**Stated goal**
Restate each entry word for word, leaving nothing out.
--- START OF Provided entries ---
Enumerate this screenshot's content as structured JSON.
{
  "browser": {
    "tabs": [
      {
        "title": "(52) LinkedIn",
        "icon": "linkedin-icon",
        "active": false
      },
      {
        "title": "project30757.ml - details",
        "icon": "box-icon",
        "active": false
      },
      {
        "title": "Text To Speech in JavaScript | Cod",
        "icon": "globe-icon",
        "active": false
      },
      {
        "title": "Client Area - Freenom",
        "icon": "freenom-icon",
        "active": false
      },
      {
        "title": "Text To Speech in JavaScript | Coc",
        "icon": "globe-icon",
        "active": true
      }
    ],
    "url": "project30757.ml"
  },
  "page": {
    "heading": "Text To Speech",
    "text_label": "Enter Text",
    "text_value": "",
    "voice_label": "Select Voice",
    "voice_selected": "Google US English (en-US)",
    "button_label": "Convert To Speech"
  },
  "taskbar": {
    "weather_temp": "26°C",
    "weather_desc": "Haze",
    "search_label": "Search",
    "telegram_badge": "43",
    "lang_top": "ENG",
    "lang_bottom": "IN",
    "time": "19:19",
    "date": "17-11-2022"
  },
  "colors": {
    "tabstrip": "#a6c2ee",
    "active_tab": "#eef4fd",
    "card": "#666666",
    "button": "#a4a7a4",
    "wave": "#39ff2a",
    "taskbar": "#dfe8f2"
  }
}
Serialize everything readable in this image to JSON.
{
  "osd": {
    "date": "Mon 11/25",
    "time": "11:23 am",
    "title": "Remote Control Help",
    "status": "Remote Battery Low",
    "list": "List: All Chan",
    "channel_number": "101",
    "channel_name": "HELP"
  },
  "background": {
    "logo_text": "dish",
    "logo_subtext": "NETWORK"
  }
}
--- END OF Provided entries ---
**Reply**
Enumerate this screenshot's content as structured JSON.
{
  "browser": {
    "tabs": [
      {
        "title": "(52) LinkedIn",
        "icon": "linkedin-icon",
        "active": false
      },
      {
        "title": "project30757.ml - details",
        "icon": "box-icon",
        "active": false
      },
      {
        "title": "Text To Speech in JavaScript | Cod",
        "icon": "globe-icon",
        "active": false
      },
      {
        "title": "Client Area - Freenom",
        "icon": "freenom-icon",
        "active": false
      },
      {
        "title": "Text To Speech in JavaScript | Coc",
        "icon": "globe-icon",
        "active": true
      }
    ],
    "url": "project30757.ml"
  },
  "page": {
    "heading": "Text To Speech",
    "text_label": "Enter Text",
    "text_value": "",
    "voice_label": "Select Voice",
    "voice_selected": "Google US English (en-US)",
    "button_label": "Convert To Speech"
  },
  "taskbar": {
    "weather_temp": "26°C",
    "weather_desc": "Haze",
    "search_label": "Search",
    "telegram_badge": "43",
    "lang_top": "ENG",
    "lang_bottom": "IN",
    "time": "19:19",
    "date": "17-11-2022"
  },
  "colors": {
    "tabstrip": "#a6c2ee",
    "active_tab": "#eef4fd",
    "card": "#666666",
    "button": "#a4a7a4",
    "wave": "#39ff2a",
    "taskbar": "#dfe8f2"
  }
}
Serialize everything readable in this image to JSON.
{
  "osd": {
    "date": "Mon 11/25",
    "time": "11:23 am",
    "title": "Remote Control Help",
    "status": "Remote Battery Low",
    "list": "List: All Chan",
    "channel_number": "101",
    "channel_name": "HELP"
  },
  "background": {
    "logo_text": "dish",
    "logo_subtext": "NETWORK"
  }
}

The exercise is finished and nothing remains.